* **INFORMATION GIVEN**
::::
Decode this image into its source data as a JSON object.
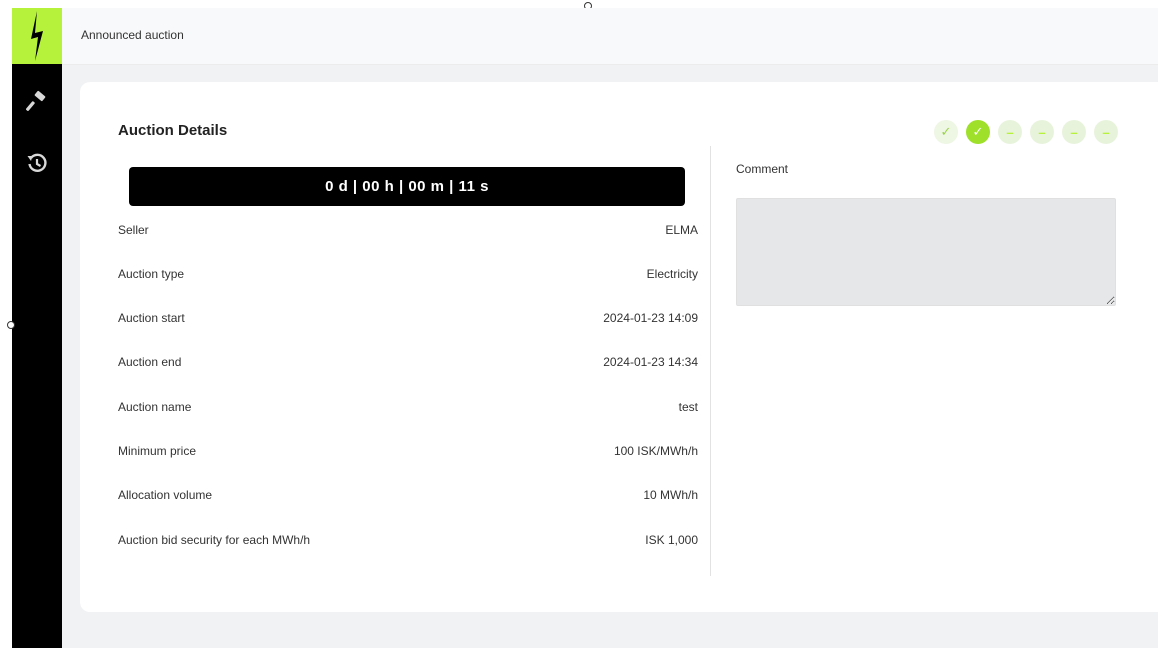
{
  "header": {
    "title": "Announced auction"
  },
  "sidebar": {
    "logo_icon": "lightning-bolt-icon",
    "items": [
      {
        "name": "hammer-icon"
      },
      {
        "name": "history-icon"
      }
    ]
  },
  "card": {
    "heading": "Auction Details",
    "timer": "0 d | 00 h | 00 m | 11 s",
    "details": [
      {
        "label": "Seller",
        "value": "ELMA"
      },
      {
        "label": "Auction type",
        "value": "Electricity"
      },
      {
        "label": "Auction start",
        "value": "2024-01-23 14:09"
      },
      {
        "label": "Auction end",
        "value": "2024-01-23 14:34"
      },
      {
        "label": "Auction name",
        "value": "test"
      },
      {
        "label": "Minimum price",
        "value": "100 ISK/MWh/h"
      },
      {
        "label": "Allocation volume",
        "value": "10 MWh/h"
      },
      {
        "label": "Auction bid security for each MWh/h",
        "value": "ISK 1,000"
      }
    ],
    "comment": {
      "label": "Comment",
      "value": ""
    },
    "steps": [
      {
        "status": "done",
        "symbol": "✓"
      },
      {
        "status": "current",
        "symbol": "✓"
      },
      {
        "status": "pending",
        "symbol": "–"
      },
      {
        "status": "pending",
        "symbol": "–"
      },
      {
        "status": "pending",
        "symbol": "–"
      },
      {
        "status": "pending",
        "symbol": "–"
      }
    ]
  },
  "colors": {
    "accent": "#b6f23c",
    "step_current": "#9ee02a",
    "sidebar": "#000000",
    "timer_bg": "#000000"
  }
}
::::
Gather each line of the records holding the string "name".

        "name": "hammer-icon"
        "name": "history-icon"
        "label": "Auction name",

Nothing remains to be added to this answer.